**TASK:**
Which lines below hold the word "with"? Report each one.

[Data records]
-- Start --
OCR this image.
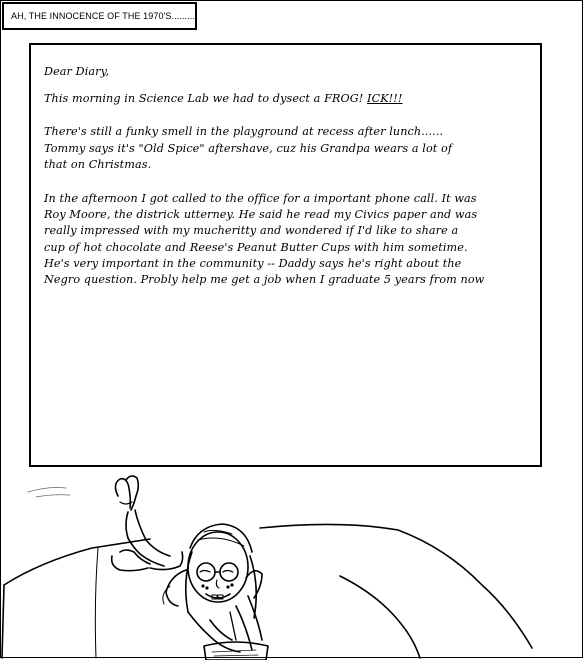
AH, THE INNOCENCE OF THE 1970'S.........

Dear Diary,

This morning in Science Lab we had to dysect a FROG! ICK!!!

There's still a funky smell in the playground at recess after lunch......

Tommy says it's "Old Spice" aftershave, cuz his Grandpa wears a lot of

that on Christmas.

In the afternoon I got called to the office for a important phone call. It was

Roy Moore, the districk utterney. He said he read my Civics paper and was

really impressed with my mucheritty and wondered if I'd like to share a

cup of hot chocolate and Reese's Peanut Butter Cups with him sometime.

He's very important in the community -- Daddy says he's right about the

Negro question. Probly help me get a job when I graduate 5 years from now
-- End --
**COMPLETED EXERCISE:**
really impressed with my mucheritty and wondered if I'd like to share a
cup of hot chocolate and Reese's Peanut Butter Cups with him sometime.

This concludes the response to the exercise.